PASSAGE:
********************

Three world records were shattered within a week in Paris in June – Faith Kipyegon of Kenya set a record in the women’s 1,500m and 5,000m, and Lamecha Girma of Ethiopia set a new mark in the men’s 3,000m steeplechase.

Last Friday night, Kipyegon set yet another record, smashing the women’s 1-mile (1.6km) world record by almost five seconds when she broke the tape in 4min 7.64sec.

The question – why so many fast times? – has been asked and answered endlessly. Wavelight, the pace-setting technology, surely helps. So do the ever-evolving breeds of super shoes – those thick, springy kicks with a midsole plate that have revolutionised racing in recent years by giving higher rebound energy when a runner pushes off.

But many sports scientists see something else – the payoff from several years of training in those specialised shoes.

“Because the shoes are a new tool, the more we run in them, the better we adapt,” said Geoff Burns, a physiologist and biomechanics expert with the US Olympic and Paralympic Committee.

Burns and other sports scientists have an abiding faith in what is known as the specificity principle – for runners to compete at their best, they have to train in the same way they will race. That means running at their race pace, drinking the same fluids, consuming the same gels, and, perhaps most important, wearing the same shoes.

********************

EXERCISE PROMPT: In the text on running records, start at the words "The question –" and end after "runner pushes off.", then write that part out again with "Wavelight" swapped for "pacing lights".

DATASET CONTENT:
********************

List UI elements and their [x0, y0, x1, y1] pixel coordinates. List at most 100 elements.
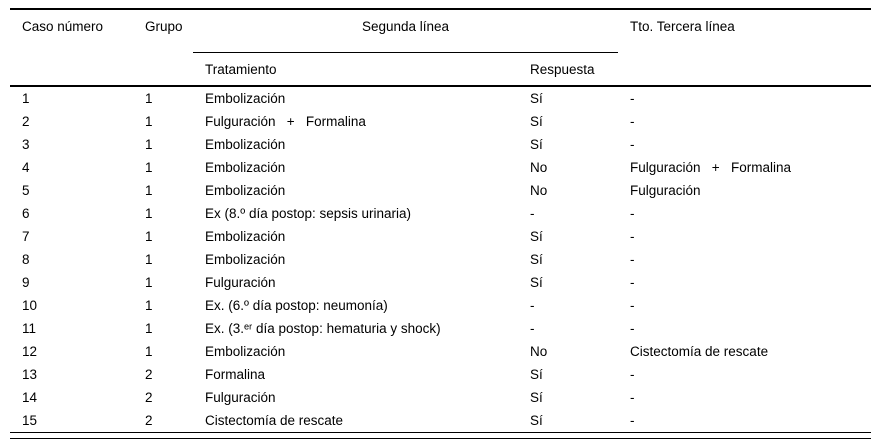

********************

EXERCISE ANSWER:
The question – why so many fast times? – has been asked and answered endlessly. pacing lights, the pace-setting technology, surely helps. So do the ever-evolving breeds of super shoes – those thick, springy kicks with a midsole plate that have revolutionised racing in recent years by giving higher rebound energy when a runner pushes off.